* The task *
Some lines of these records may hold the word "Tracking"; state how many, using only the number.

* Input material *
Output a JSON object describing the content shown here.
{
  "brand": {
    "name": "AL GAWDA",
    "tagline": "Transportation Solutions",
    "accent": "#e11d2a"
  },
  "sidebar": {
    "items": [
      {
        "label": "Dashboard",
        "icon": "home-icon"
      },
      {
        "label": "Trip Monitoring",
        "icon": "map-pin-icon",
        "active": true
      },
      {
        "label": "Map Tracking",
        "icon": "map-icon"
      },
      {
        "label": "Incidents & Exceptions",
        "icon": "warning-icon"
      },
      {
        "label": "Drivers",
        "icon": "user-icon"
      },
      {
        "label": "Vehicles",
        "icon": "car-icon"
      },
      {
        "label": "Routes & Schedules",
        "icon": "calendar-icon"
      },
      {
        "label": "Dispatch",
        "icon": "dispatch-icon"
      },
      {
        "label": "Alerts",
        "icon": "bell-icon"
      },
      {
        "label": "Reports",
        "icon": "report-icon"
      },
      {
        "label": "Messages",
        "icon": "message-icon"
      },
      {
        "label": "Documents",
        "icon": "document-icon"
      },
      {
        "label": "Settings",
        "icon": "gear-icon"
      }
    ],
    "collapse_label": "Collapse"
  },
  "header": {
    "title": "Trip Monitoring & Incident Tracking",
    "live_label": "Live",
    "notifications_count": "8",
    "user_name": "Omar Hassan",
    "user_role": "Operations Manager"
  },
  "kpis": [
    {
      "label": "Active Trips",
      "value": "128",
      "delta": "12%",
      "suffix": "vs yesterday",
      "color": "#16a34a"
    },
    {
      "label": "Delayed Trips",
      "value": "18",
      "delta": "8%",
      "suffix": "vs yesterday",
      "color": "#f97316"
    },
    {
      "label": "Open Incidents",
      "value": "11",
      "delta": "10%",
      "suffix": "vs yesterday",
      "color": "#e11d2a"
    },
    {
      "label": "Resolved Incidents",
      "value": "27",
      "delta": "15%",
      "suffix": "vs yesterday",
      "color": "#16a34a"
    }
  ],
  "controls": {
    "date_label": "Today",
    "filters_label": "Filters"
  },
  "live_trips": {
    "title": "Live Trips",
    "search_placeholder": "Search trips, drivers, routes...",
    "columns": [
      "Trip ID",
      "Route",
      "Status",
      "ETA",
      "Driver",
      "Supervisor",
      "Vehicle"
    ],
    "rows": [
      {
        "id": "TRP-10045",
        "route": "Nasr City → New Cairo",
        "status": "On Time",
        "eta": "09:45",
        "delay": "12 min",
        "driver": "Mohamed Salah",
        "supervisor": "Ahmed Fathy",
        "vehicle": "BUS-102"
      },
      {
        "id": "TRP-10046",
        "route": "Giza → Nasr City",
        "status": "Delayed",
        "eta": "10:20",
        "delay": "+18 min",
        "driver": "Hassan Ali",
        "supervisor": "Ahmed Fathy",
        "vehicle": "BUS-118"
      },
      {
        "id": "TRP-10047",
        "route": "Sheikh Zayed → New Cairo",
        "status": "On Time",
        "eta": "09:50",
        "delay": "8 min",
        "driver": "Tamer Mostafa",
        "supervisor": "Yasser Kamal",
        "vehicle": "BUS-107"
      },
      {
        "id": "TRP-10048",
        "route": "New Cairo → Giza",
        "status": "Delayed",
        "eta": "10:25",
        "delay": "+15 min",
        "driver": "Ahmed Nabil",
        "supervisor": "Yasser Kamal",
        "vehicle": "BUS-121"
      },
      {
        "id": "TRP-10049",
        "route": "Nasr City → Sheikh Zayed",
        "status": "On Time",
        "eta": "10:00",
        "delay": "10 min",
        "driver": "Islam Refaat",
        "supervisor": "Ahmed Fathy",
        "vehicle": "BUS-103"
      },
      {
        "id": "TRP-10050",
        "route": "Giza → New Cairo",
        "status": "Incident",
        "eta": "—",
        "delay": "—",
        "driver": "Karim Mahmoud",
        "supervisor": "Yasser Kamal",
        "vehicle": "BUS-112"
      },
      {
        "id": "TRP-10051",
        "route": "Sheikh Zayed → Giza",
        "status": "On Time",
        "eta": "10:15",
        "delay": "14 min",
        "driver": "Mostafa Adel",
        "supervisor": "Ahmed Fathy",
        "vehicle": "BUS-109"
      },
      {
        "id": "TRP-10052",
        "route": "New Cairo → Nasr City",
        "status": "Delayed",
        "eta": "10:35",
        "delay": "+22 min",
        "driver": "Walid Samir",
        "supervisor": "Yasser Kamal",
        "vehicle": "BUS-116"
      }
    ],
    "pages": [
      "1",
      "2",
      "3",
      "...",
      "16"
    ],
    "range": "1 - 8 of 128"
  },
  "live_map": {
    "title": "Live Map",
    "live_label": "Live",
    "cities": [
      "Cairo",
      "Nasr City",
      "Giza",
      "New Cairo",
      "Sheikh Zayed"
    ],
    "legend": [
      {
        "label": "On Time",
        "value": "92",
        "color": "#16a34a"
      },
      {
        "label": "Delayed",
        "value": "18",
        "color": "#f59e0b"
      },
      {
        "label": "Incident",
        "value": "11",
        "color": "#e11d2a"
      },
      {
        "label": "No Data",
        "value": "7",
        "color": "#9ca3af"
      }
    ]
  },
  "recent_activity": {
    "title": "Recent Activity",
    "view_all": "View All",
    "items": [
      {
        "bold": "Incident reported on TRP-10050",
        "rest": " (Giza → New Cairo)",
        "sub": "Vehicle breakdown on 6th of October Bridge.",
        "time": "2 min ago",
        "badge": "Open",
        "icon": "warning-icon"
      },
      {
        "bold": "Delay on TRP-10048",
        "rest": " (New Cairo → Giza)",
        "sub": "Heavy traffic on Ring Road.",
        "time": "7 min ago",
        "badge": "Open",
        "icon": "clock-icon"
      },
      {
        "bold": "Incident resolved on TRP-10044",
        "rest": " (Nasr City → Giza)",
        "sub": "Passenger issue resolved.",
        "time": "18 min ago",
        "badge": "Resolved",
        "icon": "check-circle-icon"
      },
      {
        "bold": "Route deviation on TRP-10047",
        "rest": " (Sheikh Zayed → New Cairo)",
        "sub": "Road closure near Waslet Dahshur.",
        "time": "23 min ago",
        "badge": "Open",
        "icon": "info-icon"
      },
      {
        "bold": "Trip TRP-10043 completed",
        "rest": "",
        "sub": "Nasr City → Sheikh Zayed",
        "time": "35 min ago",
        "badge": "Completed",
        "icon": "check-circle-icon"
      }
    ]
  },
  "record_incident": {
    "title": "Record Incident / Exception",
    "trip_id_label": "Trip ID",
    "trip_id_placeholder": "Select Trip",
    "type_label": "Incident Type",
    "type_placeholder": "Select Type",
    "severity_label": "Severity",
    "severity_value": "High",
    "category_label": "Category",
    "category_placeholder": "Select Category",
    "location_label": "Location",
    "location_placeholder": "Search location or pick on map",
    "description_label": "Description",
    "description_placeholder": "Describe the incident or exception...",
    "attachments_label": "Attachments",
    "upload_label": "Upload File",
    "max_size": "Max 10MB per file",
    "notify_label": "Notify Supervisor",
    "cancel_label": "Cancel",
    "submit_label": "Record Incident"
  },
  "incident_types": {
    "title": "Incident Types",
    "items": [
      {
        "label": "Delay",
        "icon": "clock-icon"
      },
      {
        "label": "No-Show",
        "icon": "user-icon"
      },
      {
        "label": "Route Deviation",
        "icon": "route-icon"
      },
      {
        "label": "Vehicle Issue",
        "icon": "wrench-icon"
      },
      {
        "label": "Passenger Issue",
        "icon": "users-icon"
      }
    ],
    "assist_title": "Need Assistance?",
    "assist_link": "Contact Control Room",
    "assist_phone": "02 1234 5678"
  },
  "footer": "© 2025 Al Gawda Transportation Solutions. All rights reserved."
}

* Expected output *
2